** START OF Input rows **

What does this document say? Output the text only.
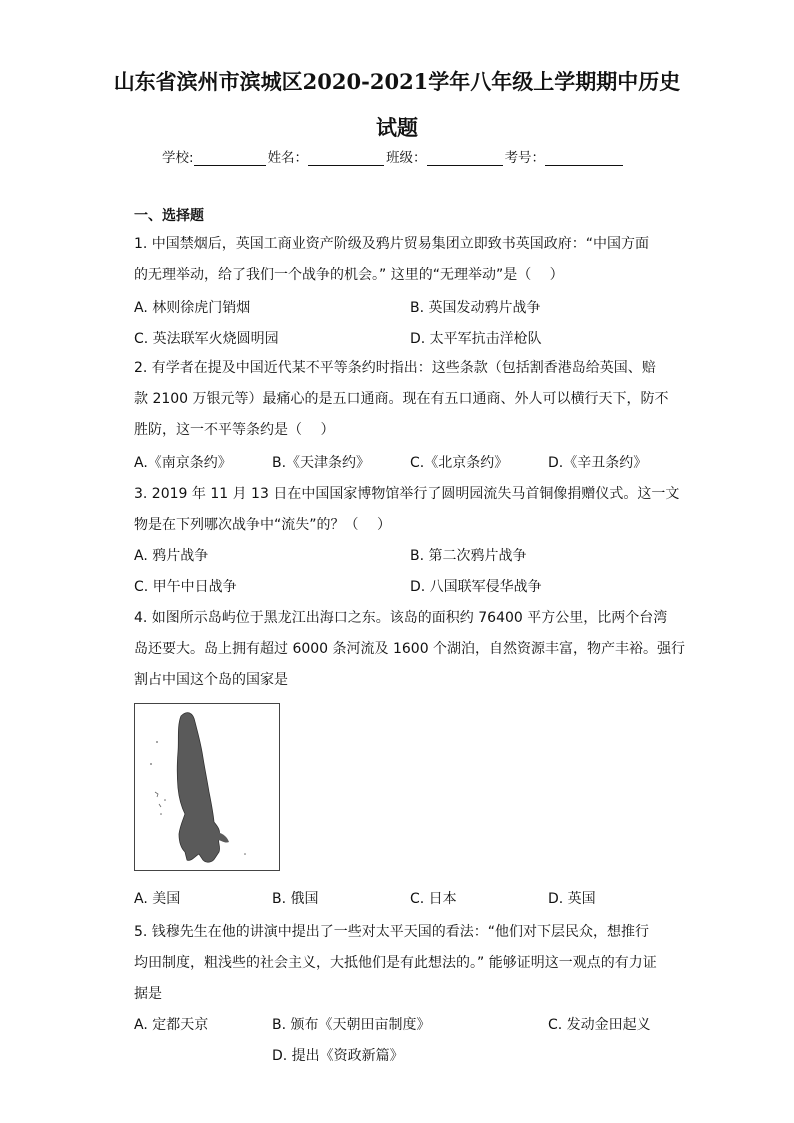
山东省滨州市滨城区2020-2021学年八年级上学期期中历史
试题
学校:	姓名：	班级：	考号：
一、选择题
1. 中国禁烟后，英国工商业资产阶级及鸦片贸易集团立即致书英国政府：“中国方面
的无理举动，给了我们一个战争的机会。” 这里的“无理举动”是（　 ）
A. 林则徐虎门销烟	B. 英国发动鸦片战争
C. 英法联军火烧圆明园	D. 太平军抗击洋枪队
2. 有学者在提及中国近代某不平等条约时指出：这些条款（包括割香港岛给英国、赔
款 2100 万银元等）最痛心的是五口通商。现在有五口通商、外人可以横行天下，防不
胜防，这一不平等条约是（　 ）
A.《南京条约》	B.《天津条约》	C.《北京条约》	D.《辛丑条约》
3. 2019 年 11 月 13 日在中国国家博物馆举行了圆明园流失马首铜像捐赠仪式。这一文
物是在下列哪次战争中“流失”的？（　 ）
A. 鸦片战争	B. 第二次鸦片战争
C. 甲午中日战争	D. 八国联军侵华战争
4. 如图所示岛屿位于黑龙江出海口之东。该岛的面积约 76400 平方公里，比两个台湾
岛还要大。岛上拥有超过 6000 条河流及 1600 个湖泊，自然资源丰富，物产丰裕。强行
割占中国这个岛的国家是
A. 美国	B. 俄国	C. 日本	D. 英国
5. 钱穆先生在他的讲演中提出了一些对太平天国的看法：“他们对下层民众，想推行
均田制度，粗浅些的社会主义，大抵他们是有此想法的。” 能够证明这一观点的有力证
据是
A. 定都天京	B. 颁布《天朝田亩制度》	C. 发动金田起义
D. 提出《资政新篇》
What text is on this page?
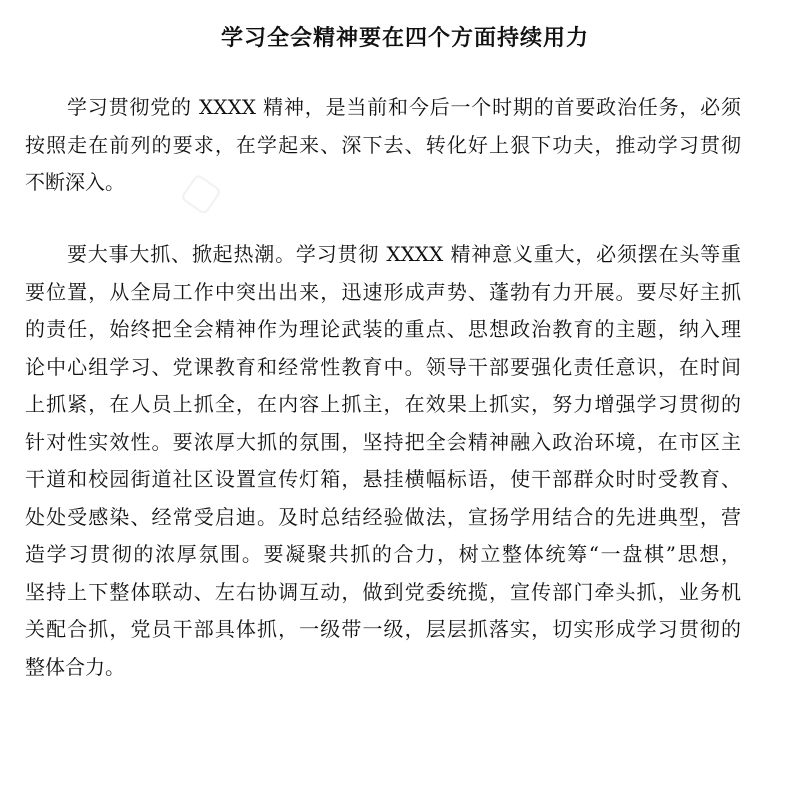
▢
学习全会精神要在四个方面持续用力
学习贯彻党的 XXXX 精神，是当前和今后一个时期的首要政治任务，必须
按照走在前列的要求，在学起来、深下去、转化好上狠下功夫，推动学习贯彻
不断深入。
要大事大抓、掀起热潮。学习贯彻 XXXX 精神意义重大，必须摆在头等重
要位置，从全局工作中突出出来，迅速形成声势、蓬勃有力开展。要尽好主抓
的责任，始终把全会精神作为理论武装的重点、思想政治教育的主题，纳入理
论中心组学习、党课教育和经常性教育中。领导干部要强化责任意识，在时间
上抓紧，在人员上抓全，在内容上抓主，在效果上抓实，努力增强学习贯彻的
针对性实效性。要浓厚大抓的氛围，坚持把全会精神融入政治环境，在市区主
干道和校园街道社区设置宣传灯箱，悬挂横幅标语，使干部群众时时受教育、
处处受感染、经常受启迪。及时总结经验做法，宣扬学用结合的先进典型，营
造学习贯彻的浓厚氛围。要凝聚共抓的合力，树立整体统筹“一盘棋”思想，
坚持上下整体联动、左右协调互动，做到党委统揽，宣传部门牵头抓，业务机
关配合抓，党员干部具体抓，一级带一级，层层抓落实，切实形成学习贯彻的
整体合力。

** END OF Input rows **

Read the entries above, then pull out the lines that include "text".

What does this document say? Output the text only.
What text is on this page?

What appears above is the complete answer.